Texto de origem =

____________

Como de costume, policiais fortemente armados entraram nas favelas contando com o fator surpresa, trocaram tiros com traficantes – gerando mortes, no caso da Cidade de Deus –, efetuaram prisões em flagrante e apreenderam drogas e armas. Apenas o último elemento do roteiro “padrão” das operações policiais de praxe nas favelas não fez parte da ação realizada em novembro de 2008: dessa vez, a polícia não se retirou dos territórios alguns dias após o início da incursão. Ela neles permaneceu.  

Em um primeiro momento, ninguém entendeu muito bem o sentido de a polícia continuar na favela. Os repertórios habituais de que dispunham os moradores dessas localidades não auxiliavam nesse trabalho interpretativo a respeito do que estava se passando. Não havia, inclusive, informações oficiais disponíveis sobre o que estava ocorrendo ou sobre o que iria ocorrer. Portanto, ninguém, nem mesmo o governo do Estado, tinha clareza e podia antecipar que naquele momento começava a ser elaborado e testado um projeto que ganharia enorme centralidade no debate sobre segurança pública no país. Menos ainda alguém podia supor que aquela experiência, posteriormente, seria classificada como uma das mais significativas em termos de segurança pública produzidas no Rio de Janeiro e mesmo no Brasil nas últimas décadas.

____________

Dados armazenados =
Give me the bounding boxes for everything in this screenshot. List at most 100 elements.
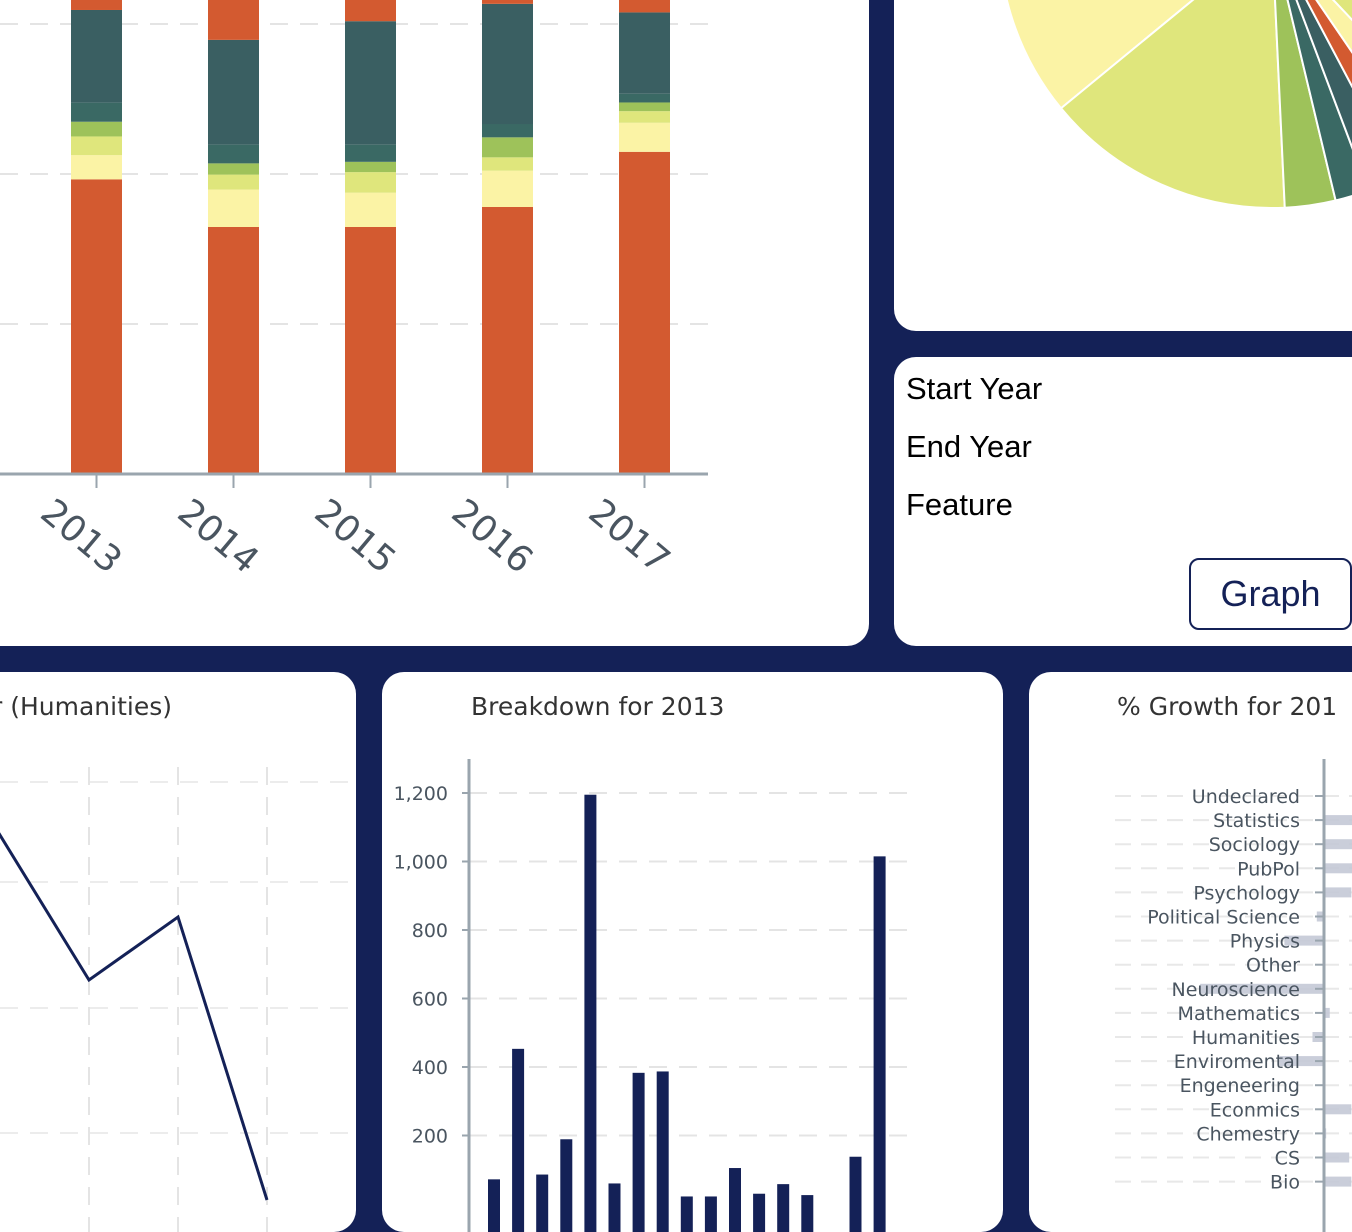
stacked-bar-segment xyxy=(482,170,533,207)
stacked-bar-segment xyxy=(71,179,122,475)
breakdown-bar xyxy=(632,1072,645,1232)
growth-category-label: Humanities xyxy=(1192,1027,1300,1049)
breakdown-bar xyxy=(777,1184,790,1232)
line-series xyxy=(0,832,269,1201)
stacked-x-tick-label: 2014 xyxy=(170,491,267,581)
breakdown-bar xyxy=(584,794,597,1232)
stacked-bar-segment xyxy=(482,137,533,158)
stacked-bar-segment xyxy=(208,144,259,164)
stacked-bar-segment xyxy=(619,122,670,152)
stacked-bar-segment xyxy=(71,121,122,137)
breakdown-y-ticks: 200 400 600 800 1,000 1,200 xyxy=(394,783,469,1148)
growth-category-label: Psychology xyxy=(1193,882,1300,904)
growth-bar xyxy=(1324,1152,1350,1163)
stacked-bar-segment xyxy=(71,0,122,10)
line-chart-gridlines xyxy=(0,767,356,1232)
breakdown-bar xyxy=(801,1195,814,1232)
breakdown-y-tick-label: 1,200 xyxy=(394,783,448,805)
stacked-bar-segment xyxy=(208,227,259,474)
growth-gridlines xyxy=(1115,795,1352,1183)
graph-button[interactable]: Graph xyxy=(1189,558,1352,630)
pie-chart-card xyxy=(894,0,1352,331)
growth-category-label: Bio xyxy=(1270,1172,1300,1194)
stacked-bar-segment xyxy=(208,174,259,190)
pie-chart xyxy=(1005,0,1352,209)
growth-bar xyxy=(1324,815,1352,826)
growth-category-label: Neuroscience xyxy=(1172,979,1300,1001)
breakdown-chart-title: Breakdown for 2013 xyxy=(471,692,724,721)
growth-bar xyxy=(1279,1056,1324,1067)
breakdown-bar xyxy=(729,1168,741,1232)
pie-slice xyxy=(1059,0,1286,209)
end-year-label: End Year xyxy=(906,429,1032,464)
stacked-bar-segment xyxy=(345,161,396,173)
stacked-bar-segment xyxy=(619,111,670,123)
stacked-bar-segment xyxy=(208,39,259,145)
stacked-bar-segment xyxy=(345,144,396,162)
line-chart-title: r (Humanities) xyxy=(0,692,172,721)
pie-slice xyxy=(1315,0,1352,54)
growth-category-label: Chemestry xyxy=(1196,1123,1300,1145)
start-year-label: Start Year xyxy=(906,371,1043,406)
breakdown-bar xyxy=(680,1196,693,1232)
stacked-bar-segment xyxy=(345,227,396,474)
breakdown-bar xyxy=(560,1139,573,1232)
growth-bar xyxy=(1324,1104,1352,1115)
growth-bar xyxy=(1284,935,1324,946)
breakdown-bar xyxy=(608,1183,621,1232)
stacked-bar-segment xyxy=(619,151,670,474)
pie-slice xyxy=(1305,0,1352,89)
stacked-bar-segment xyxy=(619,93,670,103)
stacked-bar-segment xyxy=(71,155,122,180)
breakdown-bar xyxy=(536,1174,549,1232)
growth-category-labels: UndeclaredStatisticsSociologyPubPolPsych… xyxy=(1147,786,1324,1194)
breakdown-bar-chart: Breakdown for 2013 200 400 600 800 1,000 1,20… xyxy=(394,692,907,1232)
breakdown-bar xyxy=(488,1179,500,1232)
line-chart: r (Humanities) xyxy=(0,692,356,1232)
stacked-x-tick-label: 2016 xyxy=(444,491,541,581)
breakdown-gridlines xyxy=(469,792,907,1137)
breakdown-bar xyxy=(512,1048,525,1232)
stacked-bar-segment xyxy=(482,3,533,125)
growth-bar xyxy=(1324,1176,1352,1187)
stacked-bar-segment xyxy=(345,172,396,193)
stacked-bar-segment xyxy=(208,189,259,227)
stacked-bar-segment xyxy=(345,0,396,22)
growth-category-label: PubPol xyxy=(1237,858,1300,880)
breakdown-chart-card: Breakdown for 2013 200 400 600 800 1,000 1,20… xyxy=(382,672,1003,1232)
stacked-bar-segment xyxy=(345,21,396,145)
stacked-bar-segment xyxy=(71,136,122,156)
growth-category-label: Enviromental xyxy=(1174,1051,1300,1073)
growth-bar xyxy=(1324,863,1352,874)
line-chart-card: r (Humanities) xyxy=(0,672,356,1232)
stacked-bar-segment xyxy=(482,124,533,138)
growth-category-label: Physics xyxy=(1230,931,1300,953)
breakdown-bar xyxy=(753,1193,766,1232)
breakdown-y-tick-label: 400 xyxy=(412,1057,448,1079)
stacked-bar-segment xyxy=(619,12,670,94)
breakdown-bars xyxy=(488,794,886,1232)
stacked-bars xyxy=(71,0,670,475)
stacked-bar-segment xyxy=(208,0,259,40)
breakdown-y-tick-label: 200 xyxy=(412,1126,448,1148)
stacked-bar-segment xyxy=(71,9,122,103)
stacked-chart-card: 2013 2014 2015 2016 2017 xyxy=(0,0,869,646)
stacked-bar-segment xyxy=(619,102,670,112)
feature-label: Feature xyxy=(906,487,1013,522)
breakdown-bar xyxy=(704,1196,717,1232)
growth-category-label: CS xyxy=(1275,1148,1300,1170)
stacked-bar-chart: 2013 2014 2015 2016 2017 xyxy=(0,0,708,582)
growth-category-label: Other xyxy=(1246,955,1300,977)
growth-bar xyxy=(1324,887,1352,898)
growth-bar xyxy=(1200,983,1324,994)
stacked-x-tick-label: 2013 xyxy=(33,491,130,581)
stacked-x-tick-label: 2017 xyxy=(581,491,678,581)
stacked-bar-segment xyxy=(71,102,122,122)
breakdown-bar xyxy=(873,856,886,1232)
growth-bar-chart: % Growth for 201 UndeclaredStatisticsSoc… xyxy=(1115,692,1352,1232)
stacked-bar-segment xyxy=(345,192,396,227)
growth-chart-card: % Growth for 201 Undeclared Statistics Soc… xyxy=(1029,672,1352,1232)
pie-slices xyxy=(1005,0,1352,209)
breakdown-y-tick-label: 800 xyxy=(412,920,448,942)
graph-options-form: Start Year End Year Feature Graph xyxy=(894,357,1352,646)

____________

Instruções do exercício = No texto sobre a polícia nas favelas, quais foram as ações do roteiro de costume que os policiais realizaram na operação de novembro de 2008? Liste cada uma delas.

Resposta completa =
- Entraram nas favelas contando com o fator surpresa.
- Trocaram tiros com traficantes.
- Efetuaram prisões em flagrante.
- Apreenderam drogas e armas.